=== Given problem ===
Omit the pictures, please, and give each record below again exactly.

=== Information supplied ===
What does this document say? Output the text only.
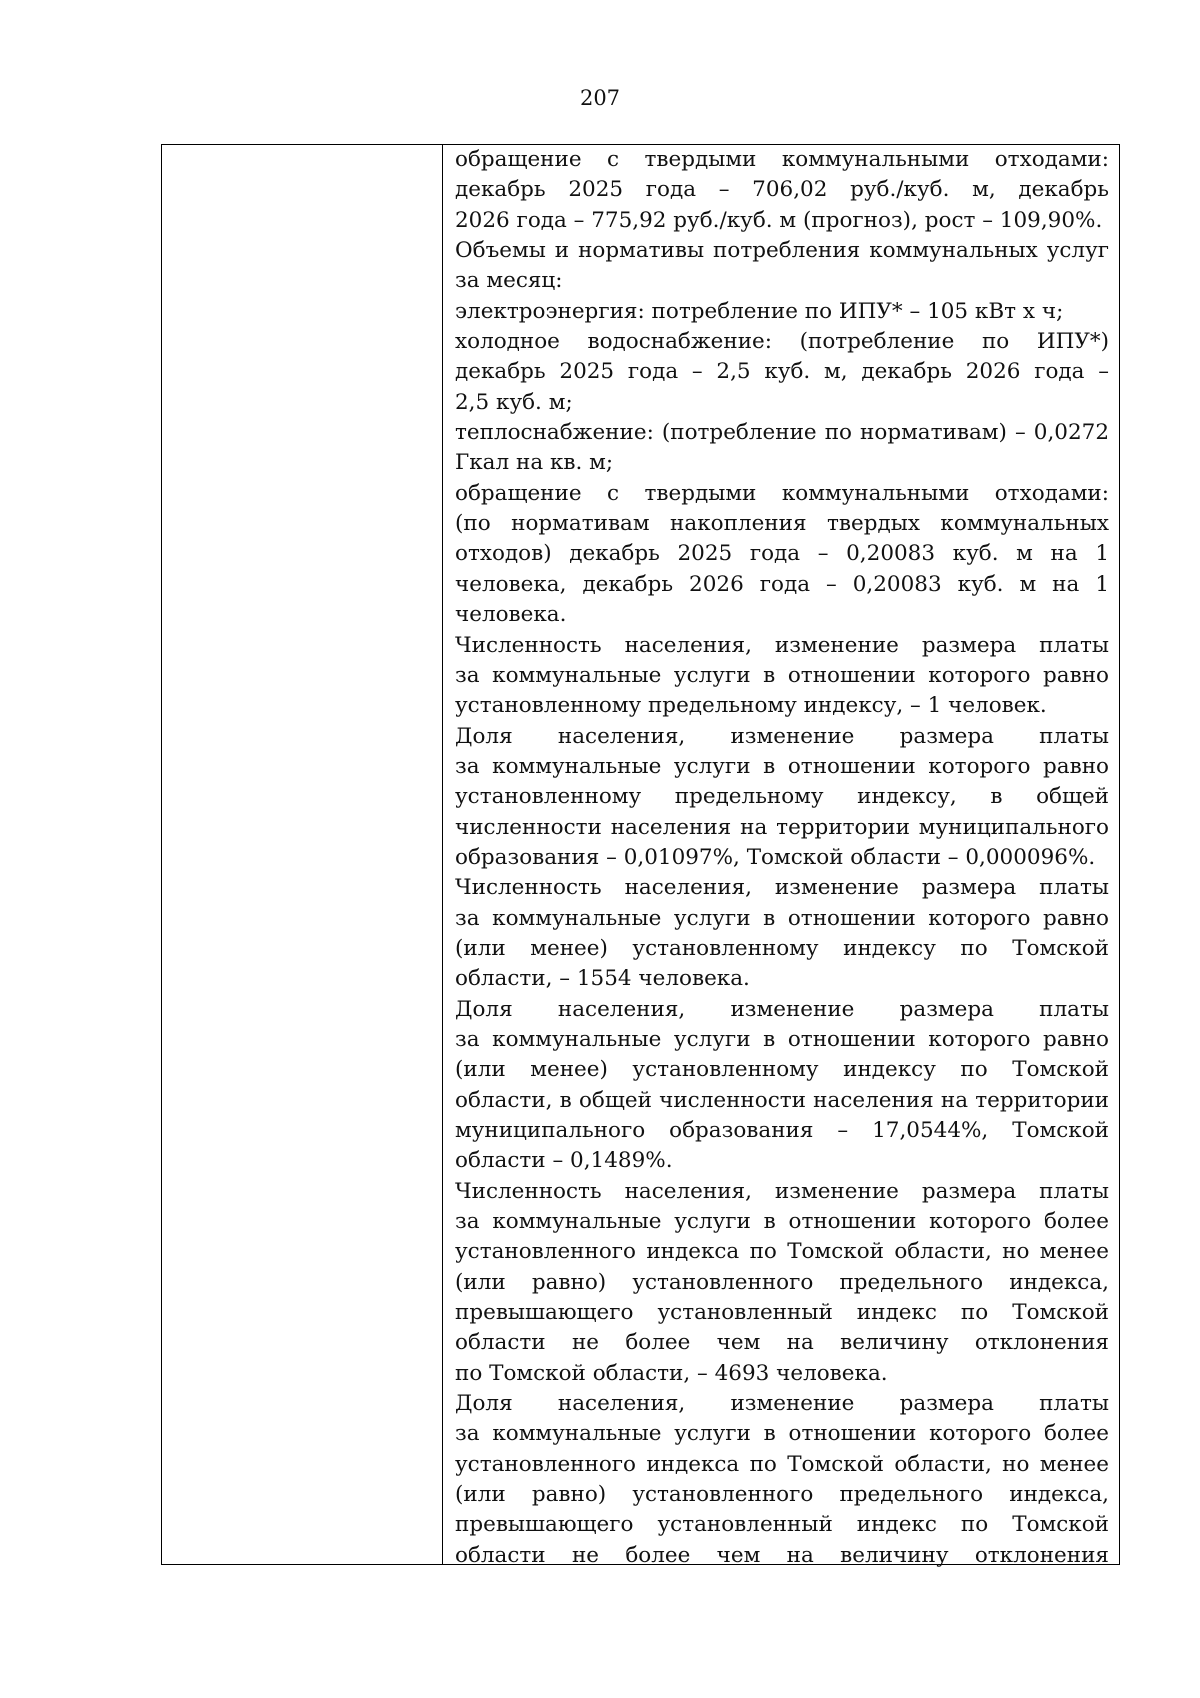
207
обращение с твердыми коммунальными отходами:
декабрь 2025 года – 706,02 руб./куб. м, декабрь
2026 года – 775,92 руб./куб. м (прогноз), рост – 109,90%.
Объемы и нормативы потребления коммунальных услуг
за месяц:
электроэнергия: потребление по ИПУ* – 105 кВт х ч;
холодное водоснабжение: (потребление по ИПУ*)
декабрь 2025 года – 2,5 куб. м, декабрь 2026 года –
2,5 куб. м;
теплоснабжение: (потребление по нормативам) – 0,0272
Гкал на кв. м;
обращение с твердыми коммунальными отходами:
(по нормативам накопления твердых коммунальных
отходов) декабрь 2025 года – 0,20083 куб. м на 1
человека, декабрь 2026 года – 0,20083 куб. м на 1
человека.
Численность населения, изменение размера платы
за коммунальные услуги в отношении которого равно
установленному предельному индексу, – 1 человек.
Доля населения, изменение размера платы
за коммунальные услуги в отношении которого равно
установленному предельному индексу, в общей
численности населения на территории муниципального
образования – 0,01097%, Томской области – 0,000096%.
Численность населения, изменение размера платы
за коммунальные услуги в отношении которого равно
(или менее) установленному индексу по Томской
области, – 1554 человека.
Доля населения, изменение размера платы
за коммунальные услуги в отношении которого равно
(или менее) установленному индексу по Томской
области, в общей численности населения на территории
муниципального образования – 17,0544%, Томской
области – 0,1489%.
Численность населения, изменение размера платы
за коммунальные услуги в отношении которого более
установленного индекса по Томской области, но менее
(или равно) установленного предельного индекса,
превышающего установленный индекс по Томской
области не более чем на величину отклонения
по Томской области, – 4693 человека.
Доля населения, изменение размера платы
за коммунальные услуги в отношении которого более
установленного индекса по Томской области, но менее
(или равно) установленного предельного индекса,
превышающего установленный индекс по Томской
области не более чем на величину отклонения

=== Answer for the task ===
What does this document say? Output the text only.
207
обращение с твердыми коммунальными отходами:
декабрь 2025 года – 706,02 руб./куб. м, декабрь
2026 года – 775,92 руб./куб. м (прогноз), рост – 109,90%.
Объемы и нормативы потребления коммунальных услуг
за месяц:
электроэнергия: потребление по ИПУ* – 105 кВт х ч;
холодное водоснабжение: (потребление по ИПУ*)
декабрь 2025 года – 2,5 куб. м, декабрь 2026 года –
2,5 куб. м;
теплоснабжение: (потребление по нормативам) – 0,0272
Гкал на кв. м;
обращение с твердыми коммунальными отходами:
(по нормативам накопления твердых коммунальных
отходов) декабрь 2025 года – 0,20083 куб. м на 1
человека, декабрь 2026 года – 0,20083 куб. м на 1
человека.
Численность населения, изменение размера платы
за коммунальные услуги в отношении которого равно
установленному предельному индексу, – 1 человек.
Доля населения, изменение размера платы
за коммунальные услуги в отношении которого равно
установленному предельному индексу, в общей
численности населения на территории муниципального
образования – 0,01097%, Томской области – 0,000096%.
Численность населения, изменение размера платы
за коммунальные услуги в отношении которого равно
(или менее) установленному индексу по Томской
области, – 1554 человека.
Доля населения, изменение размера платы
за коммунальные услуги в отношении которого равно
(или менее) установленному индексу по Томской
области, в общей численности населения на территории
муниципального образования – 17,0544%, Томской
области – 0,1489%.
Численность населения, изменение размера платы
за коммунальные услуги в отношении которого более
установленного индекса по Томской области, но менее
(или равно) установленного предельного индекса,
превышающего установленный индекс по Томской
области не более чем на величину отклонения
по Томской области, – 4693 человека.
Доля населения, изменение размера платы
за коммунальные услуги в отношении которого более
установленного индекса по Томской области, но менее
(или равно) установленного предельного индекса,
превышающего установленный индекс по Томской
области не более чем на величину отклонения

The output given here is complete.